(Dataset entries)
┏━━
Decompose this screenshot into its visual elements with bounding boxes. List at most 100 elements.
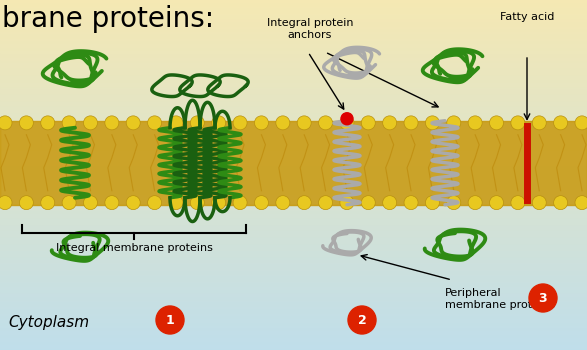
Bar: [0, 49, 587, 51]
Circle shape: [426, 116, 440, 130]
Bar: [0, 156, 587, 158]
Bar: [0, 121, 587, 122]
Bar: [0, 4, 587, 5]
Bar: [0, 80, 587, 82]
Circle shape: [361, 196, 375, 210]
Circle shape: [532, 196, 546, 210]
Bar: [0, 262, 587, 264]
Bar: [0, 150, 587, 152]
Bar: [0, 254, 587, 256]
Circle shape: [447, 116, 461, 130]
Text: Peripheral
membrane proteins: Peripheral membrane proteins: [445, 288, 555, 310]
Bar: [0, 51, 587, 52]
Text: Integral protein
anchors: Integral protein anchors: [266, 18, 353, 40]
Bar: [0, 304, 587, 306]
Bar: [0, 54, 587, 56]
Bar: [0, 145, 587, 147]
Bar: [0, 294, 587, 296]
Bar: [0, 70, 587, 72]
Circle shape: [319, 196, 333, 210]
Bar: [0, 334, 587, 336]
Bar: [0, 348, 587, 350]
Bar: [0, 10, 587, 12]
Bar: [0, 257, 587, 259]
Bar: [0, 94, 587, 96]
Bar: [0, 256, 587, 257]
Bar: [0, 52, 587, 54]
Bar: [0, 46, 587, 47]
Bar: [0, 177, 587, 178]
Bar: [0, 298, 587, 299]
Bar: [0, 170, 587, 172]
Bar: [0, 276, 587, 278]
Circle shape: [190, 116, 204, 130]
Bar: [0, 0, 587, 2]
Bar: [0, 128, 587, 130]
Bar: [0, 107, 587, 108]
Bar: [0, 142, 587, 143]
Bar: [0, 203, 587, 205]
Circle shape: [254, 196, 268, 210]
Bar: [0, 82, 587, 84]
Bar: [0, 229, 587, 231]
Bar: [0, 234, 587, 236]
Bar: [0, 9, 587, 10]
Bar: [0, 21, 587, 23]
Bar: [0, 240, 587, 242]
Bar: [0, 44, 587, 46]
Bar: [0, 317, 587, 318]
Bar: [0, 119, 587, 121]
Bar: [0, 187, 587, 189]
Circle shape: [340, 196, 354, 210]
Bar: [0, 131, 587, 133]
Bar: [0, 219, 587, 220]
Circle shape: [575, 196, 587, 210]
Bar: [0, 68, 587, 70]
Bar: [0, 18, 587, 19]
Bar: [0, 124, 587, 126]
Bar: [0, 186, 587, 187]
Circle shape: [297, 116, 311, 130]
Circle shape: [19, 116, 33, 130]
Bar: [0, 79, 587, 80]
Bar: [0, 338, 587, 340]
Bar: [0, 320, 587, 322]
Bar: [0, 72, 587, 74]
Circle shape: [426, 196, 440, 210]
Bar: [0, 340, 587, 341]
Bar: [0, 310, 587, 312]
Bar: [0, 2, 587, 4]
Bar: [0, 287, 587, 289]
Bar: [0, 191, 587, 192]
Bar: [0, 108, 587, 110]
Bar: [0, 327, 587, 329]
Circle shape: [554, 116, 568, 130]
Circle shape: [468, 196, 482, 210]
Bar: [0, 37, 587, 38]
Bar: [0, 285, 587, 287]
Bar: [0, 205, 587, 206]
Circle shape: [233, 116, 247, 130]
Bar: [0, 315, 587, 317]
Bar: [0, 214, 587, 215]
Circle shape: [276, 196, 290, 210]
Bar: [0, 84, 587, 86]
Circle shape: [254, 116, 268, 130]
Bar: [0, 26, 587, 28]
Circle shape: [319, 116, 333, 130]
Bar: [0, 138, 587, 140]
Circle shape: [126, 196, 140, 210]
Bar: [0, 261, 587, 262]
Bar: [0, 196, 587, 198]
Bar: [0, 163, 587, 164]
Bar: [0, 135, 587, 136]
Circle shape: [348, 306, 376, 334]
Bar: [0, 25, 587, 26]
Circle shape: [62, 116, 76, 130]
Bar: [0, 243, 587, 245]
Circle shape: [41, 196, 55, 210]
Bar: [0, 154, 587, 156]
Bar: [0, 198, 587, 199]
Bar: [0, 299, 587, 301]
Circle shape: [341, 113, 353, 125]
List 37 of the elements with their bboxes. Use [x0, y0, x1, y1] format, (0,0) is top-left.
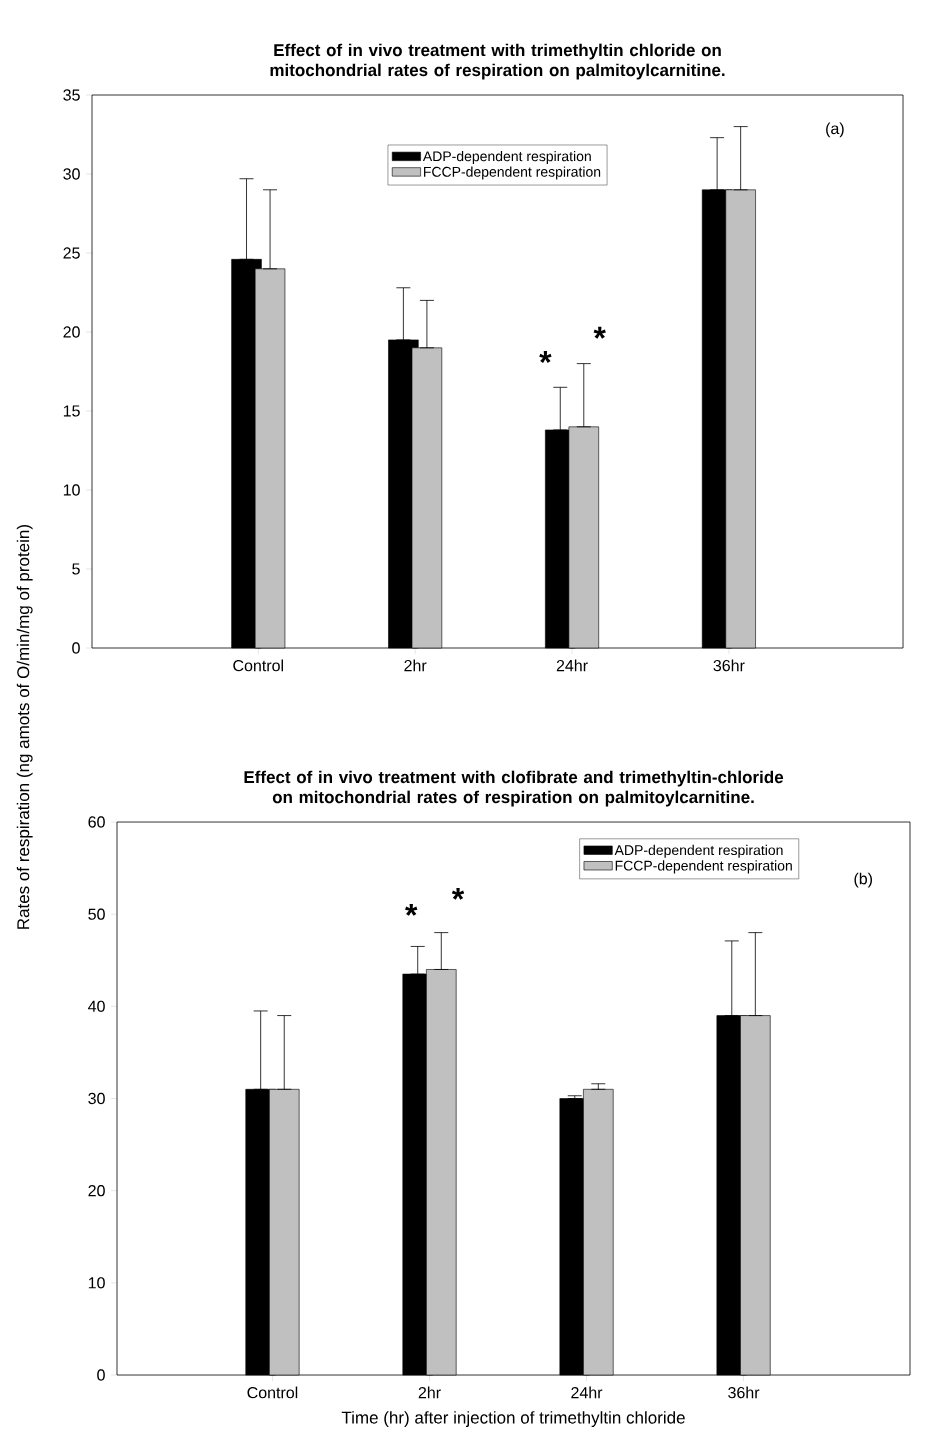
y-tick-label: 20	[63, 326, 80, 338]
y-tick-label: 60	[88, 816, 105, 828]
y-tick-label: 10	[88, 1277, 105, 1289]
x-tick-label: 2hr	[418, 1386, 441, 1399]
y-tick-label: 5	[72, 563, 80, 575]
y-tick-label: 0	[97, 1369, 105, 1381]
legend-label: FCCP-dependent respiration	[424, 166, 601, 180]
y-tick-label: 30	[63, 168, 80, 180]
annotation: (b)	[854, 872, 873, 888]
legend-label: ADP-dependent respiration	[422, 150, 591, 165]
x-tick-label: Control	[233, 659, 283, 672]
annotation: *	[451, 887, 465, 900]
x-tick-label: 36hr	[713, 659, 745, 672]
x-axis-title: Time (hr) after injection of trimethyltin chloride	[341, 1411, 685, 1428]
legend-label: ADP-dependent respiration	[614, 844, 783, 858]
y-tick-label: 0	[72, 642, 80, 654]
chart-title: Effect of in vivo treatment with trimethyltin chloride on mitochondrial rates of respiration on palmitoylcarnitine.	[270, 43, 725, 80]
y-axis-title: Rates of respiration (ng amots of O/min/mg of protein)	[16, 525, 33, 929]
x-tick-label: Control	[247, 1386, 298, 1399]
y-tick-label: 50	[88, 908, 105, 920]
annotation: *	[405, 903, 418, 916]
legend-label: FCCP-dependent respiration	[615, 860, 792, 874]
y-tick-label: 30	[88, 1092, 105, 1105]
x-tick-label: 24hr	[556, 659, 588, 672]
y-tick-label: 20	[88, 1185, 105, 1197]
y-tick-label: 35	[63, 89, 80, 101]
annotation: (a)	[826, 122, 844, 138]
y-tick-label: 40	[88, 1000, 105, 1013]
x-tick-label: 36hr	[728, 1386, 760, 1399]
chart-title: Effect of in vivo treatment with clofibrate and trimethyltin-chloride on mitochondrial rates of respiration on palmitoylcarnitine.	[244, 770, 784, 807]
y-tick-label: 10	[63, 484, 80, 496]
annotation: *	[593, 326, 606, 339]
x-tick-label: 24hr	[571, 1386, 603, 1399]
x-tick-label: 2hr	[404, 659, 427, 672]
annotation: *	[539, 351, 552, 364]
y-tick-label: 15	[63, 405, 80, 417]
y-tick-label: 25	[63, 247, 80, 259]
┗━━
### What the exercise asks
The task calls for all lines in the entries that hold "palmitoylcarnitine".

### Task output
chart-title: Effect of in vivo treatment with trimethyltin chloride on mitochondrial rates of respiration on palmitoylcarnitine.	[270, 43, 725, 80]
chart-title: Effect of in vivo treatment with clofibrate and trimethyltin-chloride on mitochondrial rates of respiration on palmitoylcarnitine.	[244, 770, 784, 807]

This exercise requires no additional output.